REQUIREMENTS:
Pick out the lines below that include the string "tobacco".

Stored items:
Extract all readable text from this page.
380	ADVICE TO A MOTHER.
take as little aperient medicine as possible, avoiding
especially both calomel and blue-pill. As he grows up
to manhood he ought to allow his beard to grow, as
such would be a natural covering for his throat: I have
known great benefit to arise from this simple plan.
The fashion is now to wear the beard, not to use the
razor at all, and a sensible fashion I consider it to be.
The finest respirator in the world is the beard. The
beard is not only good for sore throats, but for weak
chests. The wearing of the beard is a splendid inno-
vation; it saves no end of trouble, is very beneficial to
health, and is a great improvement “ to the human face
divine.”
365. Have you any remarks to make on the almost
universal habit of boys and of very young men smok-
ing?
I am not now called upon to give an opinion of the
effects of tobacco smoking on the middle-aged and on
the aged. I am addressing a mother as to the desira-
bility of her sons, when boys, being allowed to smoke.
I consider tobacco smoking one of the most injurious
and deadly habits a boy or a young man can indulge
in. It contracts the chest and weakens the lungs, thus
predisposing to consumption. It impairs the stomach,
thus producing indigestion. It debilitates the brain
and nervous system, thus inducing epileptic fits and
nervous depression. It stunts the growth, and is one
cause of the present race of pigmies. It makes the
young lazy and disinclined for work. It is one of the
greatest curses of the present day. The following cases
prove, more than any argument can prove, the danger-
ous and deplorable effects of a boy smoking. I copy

FINAL RESULT:
effects of tobacco smoking on the middle-aged and on
I consider tobacco smoking one of the most injurious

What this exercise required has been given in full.